◆ Extracted data entries ◆
======

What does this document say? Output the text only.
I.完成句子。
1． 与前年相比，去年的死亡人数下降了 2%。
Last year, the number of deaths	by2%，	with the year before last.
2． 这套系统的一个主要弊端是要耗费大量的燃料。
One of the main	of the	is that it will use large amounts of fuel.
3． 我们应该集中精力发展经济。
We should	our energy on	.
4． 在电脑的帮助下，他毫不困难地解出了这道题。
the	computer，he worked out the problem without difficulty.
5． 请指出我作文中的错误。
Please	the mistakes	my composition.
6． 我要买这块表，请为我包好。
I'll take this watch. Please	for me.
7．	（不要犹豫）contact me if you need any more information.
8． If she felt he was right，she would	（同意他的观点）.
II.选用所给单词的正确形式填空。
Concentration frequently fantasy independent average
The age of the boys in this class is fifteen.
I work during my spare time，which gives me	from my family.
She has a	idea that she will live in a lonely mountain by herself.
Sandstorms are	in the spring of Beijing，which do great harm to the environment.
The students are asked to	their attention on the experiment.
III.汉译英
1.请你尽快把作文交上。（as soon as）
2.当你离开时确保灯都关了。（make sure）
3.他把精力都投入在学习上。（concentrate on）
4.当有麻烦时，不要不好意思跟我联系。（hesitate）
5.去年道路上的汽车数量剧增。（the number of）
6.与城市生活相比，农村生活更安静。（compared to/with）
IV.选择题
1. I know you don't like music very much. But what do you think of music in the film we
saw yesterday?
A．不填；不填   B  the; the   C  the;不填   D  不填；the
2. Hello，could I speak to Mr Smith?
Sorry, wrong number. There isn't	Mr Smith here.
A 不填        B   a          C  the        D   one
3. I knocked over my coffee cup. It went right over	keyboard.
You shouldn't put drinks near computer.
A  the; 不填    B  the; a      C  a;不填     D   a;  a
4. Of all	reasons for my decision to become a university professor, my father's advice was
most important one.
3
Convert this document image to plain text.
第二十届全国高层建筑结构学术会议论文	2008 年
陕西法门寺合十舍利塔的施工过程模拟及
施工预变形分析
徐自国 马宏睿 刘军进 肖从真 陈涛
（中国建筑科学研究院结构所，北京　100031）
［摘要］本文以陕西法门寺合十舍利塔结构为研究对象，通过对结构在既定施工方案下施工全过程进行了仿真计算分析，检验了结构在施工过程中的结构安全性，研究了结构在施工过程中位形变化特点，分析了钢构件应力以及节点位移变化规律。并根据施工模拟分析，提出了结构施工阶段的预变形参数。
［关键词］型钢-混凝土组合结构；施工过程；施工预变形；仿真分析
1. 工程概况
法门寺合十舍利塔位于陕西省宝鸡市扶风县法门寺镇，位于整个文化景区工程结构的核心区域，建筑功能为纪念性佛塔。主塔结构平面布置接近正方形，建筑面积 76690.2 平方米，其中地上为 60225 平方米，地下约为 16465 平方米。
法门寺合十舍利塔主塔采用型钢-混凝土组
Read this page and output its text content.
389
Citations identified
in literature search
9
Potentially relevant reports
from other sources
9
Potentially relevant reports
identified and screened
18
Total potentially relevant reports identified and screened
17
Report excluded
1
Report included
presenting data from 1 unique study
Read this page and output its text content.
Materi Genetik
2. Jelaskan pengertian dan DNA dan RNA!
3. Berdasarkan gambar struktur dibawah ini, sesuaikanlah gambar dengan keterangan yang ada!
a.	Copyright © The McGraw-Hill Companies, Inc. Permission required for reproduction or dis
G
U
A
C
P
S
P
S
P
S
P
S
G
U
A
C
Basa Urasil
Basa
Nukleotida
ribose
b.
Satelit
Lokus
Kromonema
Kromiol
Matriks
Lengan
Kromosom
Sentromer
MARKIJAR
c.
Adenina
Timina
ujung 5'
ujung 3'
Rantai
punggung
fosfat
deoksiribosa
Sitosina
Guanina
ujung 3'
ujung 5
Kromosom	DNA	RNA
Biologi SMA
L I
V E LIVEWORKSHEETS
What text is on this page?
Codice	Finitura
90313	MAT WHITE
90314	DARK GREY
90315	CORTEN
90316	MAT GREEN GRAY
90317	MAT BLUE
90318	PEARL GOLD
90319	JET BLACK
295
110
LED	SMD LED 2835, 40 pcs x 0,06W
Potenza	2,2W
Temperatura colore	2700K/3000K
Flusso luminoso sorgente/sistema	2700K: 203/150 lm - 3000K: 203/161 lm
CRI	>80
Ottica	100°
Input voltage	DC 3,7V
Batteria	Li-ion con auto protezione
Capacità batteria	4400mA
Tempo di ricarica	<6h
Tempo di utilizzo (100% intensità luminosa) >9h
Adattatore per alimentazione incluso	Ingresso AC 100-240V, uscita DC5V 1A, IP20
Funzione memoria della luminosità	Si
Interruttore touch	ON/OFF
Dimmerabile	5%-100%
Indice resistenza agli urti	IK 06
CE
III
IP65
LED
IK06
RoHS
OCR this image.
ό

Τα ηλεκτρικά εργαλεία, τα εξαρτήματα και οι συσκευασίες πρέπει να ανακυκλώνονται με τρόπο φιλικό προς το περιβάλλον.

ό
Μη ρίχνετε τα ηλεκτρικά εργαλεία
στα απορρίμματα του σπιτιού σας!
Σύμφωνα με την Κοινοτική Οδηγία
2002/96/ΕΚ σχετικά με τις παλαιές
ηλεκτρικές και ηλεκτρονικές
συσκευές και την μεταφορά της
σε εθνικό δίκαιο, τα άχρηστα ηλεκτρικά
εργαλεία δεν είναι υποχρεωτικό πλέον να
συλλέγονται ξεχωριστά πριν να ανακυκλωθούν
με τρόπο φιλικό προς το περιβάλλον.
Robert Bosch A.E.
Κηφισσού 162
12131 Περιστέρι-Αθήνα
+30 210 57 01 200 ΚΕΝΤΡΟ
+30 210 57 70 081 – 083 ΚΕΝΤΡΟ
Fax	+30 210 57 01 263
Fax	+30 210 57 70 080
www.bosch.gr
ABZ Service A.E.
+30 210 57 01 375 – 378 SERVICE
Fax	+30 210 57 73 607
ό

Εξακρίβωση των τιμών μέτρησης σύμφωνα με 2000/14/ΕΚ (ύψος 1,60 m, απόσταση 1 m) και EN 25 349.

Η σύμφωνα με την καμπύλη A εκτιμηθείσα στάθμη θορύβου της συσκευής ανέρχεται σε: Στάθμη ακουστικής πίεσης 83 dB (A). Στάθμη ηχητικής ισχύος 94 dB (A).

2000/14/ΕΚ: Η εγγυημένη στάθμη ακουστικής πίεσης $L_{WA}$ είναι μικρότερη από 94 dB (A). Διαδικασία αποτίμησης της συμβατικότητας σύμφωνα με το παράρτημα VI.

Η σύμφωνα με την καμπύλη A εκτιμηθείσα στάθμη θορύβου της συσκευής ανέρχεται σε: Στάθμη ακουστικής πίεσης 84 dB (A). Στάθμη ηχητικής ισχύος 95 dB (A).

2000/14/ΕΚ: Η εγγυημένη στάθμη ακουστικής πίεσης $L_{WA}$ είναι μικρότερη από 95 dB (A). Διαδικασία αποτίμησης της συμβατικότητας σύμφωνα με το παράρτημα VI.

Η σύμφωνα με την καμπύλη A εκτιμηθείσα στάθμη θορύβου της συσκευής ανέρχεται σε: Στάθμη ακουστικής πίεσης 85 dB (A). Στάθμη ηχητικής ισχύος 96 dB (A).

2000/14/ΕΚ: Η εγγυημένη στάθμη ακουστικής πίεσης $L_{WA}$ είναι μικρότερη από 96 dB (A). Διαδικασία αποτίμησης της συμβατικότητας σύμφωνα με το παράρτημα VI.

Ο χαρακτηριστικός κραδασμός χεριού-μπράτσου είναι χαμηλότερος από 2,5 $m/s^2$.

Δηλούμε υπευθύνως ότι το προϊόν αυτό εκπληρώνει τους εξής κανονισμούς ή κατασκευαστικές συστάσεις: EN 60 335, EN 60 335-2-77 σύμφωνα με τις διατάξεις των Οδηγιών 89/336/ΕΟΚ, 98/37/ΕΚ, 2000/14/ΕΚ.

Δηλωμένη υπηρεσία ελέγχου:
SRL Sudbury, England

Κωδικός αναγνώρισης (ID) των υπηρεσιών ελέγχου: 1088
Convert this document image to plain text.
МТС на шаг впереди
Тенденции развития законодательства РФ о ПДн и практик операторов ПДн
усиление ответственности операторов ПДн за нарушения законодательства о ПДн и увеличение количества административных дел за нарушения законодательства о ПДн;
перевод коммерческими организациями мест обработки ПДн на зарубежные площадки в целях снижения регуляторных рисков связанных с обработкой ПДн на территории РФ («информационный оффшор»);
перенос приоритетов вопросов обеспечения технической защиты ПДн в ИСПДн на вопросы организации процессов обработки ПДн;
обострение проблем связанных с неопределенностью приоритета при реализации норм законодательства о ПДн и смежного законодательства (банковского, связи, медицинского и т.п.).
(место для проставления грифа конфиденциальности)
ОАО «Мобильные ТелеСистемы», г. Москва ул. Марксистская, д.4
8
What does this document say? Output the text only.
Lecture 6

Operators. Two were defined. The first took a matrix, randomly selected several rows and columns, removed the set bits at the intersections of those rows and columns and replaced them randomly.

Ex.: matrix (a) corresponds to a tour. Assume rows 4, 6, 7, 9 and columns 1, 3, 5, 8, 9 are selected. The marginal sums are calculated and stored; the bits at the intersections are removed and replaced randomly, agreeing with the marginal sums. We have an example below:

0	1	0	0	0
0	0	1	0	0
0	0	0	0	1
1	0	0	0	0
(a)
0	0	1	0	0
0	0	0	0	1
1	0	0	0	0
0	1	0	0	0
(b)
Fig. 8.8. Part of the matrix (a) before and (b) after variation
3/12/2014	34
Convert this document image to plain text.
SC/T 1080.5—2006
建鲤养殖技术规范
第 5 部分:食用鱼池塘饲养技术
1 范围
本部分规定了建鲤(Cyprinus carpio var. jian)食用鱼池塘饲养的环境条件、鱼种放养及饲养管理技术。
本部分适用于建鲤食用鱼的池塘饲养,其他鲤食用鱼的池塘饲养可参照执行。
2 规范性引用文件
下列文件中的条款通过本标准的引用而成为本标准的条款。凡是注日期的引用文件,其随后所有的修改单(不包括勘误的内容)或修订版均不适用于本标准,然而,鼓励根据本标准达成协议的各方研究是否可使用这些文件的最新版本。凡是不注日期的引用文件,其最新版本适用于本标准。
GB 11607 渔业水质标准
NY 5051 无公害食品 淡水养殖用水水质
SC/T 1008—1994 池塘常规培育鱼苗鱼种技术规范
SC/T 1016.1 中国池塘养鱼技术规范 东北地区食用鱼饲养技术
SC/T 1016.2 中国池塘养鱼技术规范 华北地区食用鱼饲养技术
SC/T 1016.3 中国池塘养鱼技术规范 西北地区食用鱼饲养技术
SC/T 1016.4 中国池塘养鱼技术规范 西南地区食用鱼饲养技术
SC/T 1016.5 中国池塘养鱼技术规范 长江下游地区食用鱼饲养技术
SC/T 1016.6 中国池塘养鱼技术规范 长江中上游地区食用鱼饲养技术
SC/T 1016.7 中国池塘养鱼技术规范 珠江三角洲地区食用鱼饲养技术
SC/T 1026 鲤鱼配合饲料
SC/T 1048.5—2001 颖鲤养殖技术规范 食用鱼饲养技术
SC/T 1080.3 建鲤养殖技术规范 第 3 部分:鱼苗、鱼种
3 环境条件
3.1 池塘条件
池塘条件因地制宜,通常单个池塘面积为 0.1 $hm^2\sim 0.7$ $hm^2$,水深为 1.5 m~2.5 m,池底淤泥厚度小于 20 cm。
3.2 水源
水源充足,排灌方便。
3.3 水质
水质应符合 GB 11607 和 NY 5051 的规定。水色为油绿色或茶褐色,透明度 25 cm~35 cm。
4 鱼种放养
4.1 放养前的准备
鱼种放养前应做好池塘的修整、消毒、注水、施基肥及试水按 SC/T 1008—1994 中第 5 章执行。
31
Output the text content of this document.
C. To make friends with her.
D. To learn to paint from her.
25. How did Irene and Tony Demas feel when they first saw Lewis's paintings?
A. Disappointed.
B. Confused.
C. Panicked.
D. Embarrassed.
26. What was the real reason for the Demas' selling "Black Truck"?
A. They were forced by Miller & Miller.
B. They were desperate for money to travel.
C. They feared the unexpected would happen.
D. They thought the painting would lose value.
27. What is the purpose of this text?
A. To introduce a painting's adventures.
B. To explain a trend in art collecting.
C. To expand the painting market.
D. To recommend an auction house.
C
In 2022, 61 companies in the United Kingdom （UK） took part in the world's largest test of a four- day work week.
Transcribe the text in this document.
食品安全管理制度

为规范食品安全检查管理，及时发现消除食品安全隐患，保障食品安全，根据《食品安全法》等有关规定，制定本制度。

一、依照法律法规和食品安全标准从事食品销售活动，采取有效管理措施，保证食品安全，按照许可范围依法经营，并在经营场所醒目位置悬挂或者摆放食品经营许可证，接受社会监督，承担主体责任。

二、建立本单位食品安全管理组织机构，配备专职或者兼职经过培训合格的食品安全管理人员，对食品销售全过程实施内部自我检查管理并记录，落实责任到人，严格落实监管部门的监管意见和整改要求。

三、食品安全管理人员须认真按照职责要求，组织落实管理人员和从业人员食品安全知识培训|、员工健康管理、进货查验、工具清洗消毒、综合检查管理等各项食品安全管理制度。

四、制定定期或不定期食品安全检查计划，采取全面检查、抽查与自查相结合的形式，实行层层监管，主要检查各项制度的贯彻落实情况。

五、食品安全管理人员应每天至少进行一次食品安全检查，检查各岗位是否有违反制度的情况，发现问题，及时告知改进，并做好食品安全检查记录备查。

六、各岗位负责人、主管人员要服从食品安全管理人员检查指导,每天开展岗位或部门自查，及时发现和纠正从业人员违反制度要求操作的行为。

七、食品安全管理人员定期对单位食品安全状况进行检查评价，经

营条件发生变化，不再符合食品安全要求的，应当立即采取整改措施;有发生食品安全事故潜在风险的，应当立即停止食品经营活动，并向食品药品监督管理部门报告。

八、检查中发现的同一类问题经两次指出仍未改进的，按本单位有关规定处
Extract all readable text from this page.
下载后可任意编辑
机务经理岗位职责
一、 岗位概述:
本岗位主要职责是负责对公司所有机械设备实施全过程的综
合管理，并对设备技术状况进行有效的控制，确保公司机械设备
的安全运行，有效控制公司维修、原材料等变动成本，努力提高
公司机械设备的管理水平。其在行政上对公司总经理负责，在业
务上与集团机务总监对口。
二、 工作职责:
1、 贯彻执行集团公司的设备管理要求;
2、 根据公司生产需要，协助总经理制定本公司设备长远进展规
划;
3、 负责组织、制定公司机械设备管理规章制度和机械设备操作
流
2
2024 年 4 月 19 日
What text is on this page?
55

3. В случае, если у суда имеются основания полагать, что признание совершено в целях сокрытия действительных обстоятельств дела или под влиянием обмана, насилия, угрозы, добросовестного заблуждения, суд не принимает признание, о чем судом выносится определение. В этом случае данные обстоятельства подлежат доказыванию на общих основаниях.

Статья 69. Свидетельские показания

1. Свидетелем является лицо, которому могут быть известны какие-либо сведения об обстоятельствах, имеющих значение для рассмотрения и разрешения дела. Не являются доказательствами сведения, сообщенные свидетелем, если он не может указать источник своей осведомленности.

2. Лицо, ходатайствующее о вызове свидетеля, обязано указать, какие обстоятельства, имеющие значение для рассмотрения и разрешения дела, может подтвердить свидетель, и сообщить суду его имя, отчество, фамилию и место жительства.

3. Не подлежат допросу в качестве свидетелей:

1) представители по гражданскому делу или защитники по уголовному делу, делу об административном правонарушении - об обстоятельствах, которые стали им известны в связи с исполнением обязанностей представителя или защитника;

======

◆ Do this ◆
Find the word "законодательства" in the material, then list each line that holds it.

◆ Solved exercise ◆
Тенденции развития законодательства РФ о ПДн и практик операторов ПДн
усиление ответственности операторов ПДн за нарушения законодательства о ПДн и увеличение количества административных дел за нарушения законодательства о ПДн;
обострение проблем связанных с неопределенностью приоритета при реализации норм законодательства о ПДн и смежного законодательства (банковского, связи, медицинского и т.п.).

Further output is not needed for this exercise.